• _Task_
Note each line of the listing that contains the string "mailbox", and copy it.

• _Material provided_
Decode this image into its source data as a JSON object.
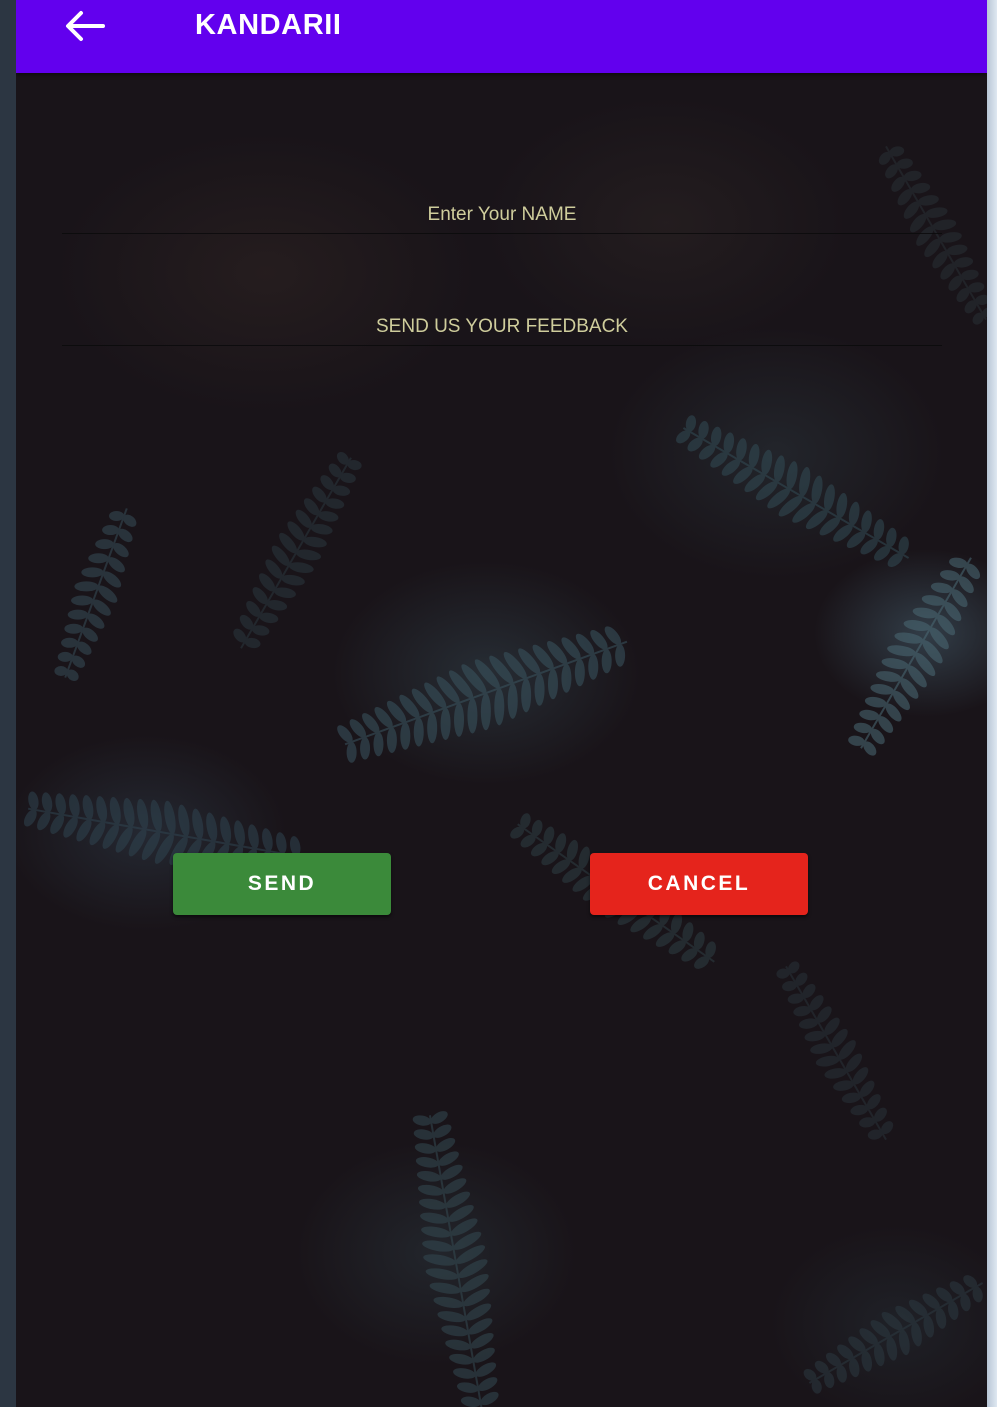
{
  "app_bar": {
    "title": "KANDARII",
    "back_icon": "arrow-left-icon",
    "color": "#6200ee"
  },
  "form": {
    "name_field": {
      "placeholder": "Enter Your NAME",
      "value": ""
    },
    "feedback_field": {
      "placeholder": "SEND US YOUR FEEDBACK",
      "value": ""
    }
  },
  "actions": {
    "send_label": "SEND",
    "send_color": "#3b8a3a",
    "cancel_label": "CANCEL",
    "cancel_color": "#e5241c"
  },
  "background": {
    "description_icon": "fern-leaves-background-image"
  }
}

...

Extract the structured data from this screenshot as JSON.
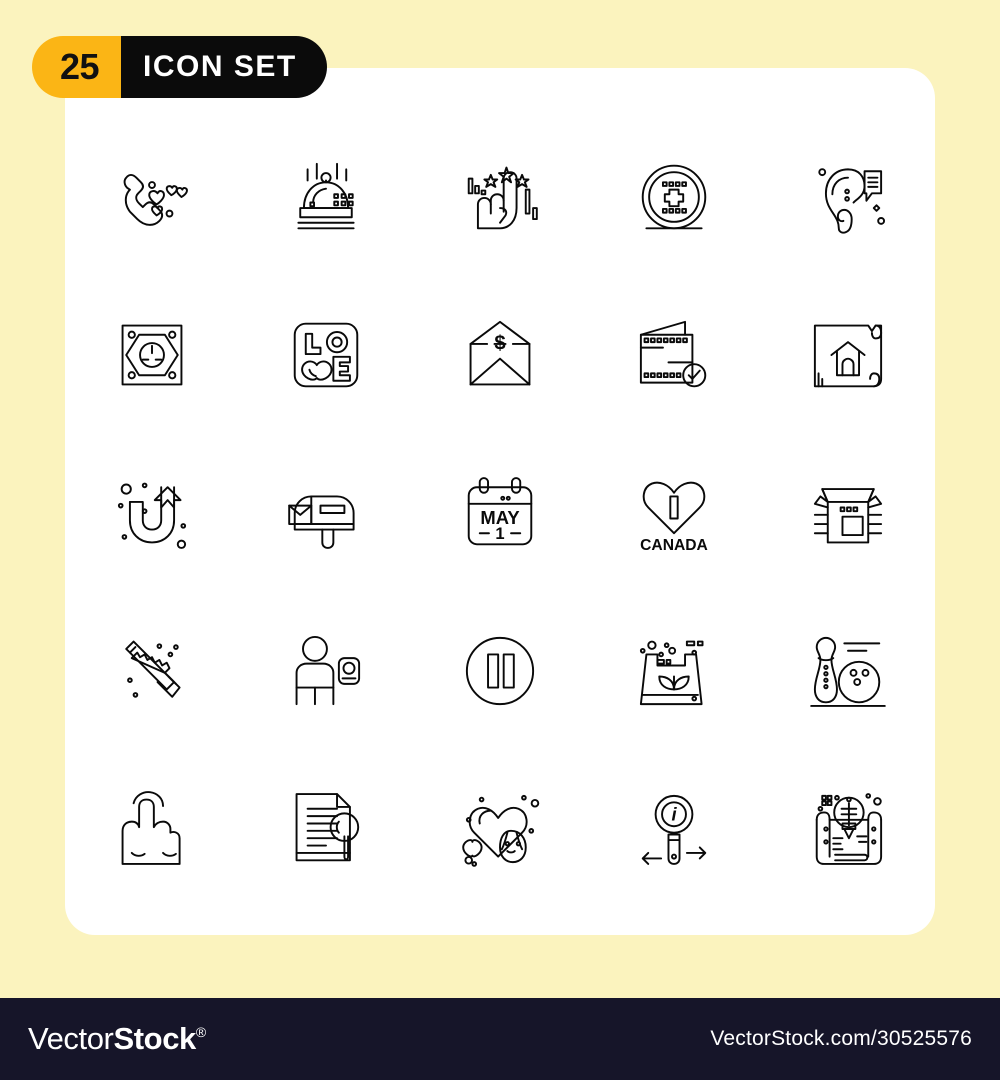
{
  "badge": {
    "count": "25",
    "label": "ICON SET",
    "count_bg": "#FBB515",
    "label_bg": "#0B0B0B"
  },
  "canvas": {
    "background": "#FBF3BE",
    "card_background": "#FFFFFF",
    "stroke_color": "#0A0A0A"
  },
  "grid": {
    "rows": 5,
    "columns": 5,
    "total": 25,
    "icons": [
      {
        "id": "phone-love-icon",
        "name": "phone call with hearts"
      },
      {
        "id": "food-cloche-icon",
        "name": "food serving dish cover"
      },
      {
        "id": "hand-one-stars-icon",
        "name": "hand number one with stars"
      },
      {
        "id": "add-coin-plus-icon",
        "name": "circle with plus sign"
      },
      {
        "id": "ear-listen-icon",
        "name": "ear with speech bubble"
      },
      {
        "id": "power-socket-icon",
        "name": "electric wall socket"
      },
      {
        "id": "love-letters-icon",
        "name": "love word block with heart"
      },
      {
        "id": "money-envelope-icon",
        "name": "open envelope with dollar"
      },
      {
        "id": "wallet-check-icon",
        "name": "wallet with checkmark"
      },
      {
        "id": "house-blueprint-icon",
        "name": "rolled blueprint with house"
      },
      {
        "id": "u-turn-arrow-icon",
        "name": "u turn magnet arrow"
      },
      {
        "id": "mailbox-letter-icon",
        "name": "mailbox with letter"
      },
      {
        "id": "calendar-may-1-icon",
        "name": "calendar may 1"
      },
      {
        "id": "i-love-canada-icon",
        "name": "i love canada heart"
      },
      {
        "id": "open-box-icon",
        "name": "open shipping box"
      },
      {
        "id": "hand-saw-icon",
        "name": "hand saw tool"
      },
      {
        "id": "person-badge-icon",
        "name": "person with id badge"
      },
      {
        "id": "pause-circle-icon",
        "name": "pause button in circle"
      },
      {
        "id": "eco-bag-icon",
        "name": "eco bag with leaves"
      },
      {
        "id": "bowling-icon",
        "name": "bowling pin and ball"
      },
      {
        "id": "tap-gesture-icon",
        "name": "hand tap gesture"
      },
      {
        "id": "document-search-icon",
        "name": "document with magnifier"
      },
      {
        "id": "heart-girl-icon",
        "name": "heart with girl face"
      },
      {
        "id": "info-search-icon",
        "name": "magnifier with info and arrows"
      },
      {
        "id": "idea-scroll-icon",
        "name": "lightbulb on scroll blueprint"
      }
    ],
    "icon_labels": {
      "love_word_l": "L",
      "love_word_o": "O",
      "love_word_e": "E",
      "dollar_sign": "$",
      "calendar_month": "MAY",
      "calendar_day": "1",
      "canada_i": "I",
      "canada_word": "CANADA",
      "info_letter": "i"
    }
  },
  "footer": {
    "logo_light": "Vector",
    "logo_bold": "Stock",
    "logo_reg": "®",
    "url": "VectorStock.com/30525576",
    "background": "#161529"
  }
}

• _Full answer_
        "id": "mailbox-letter-icon",
        "name": "mailbox with letter"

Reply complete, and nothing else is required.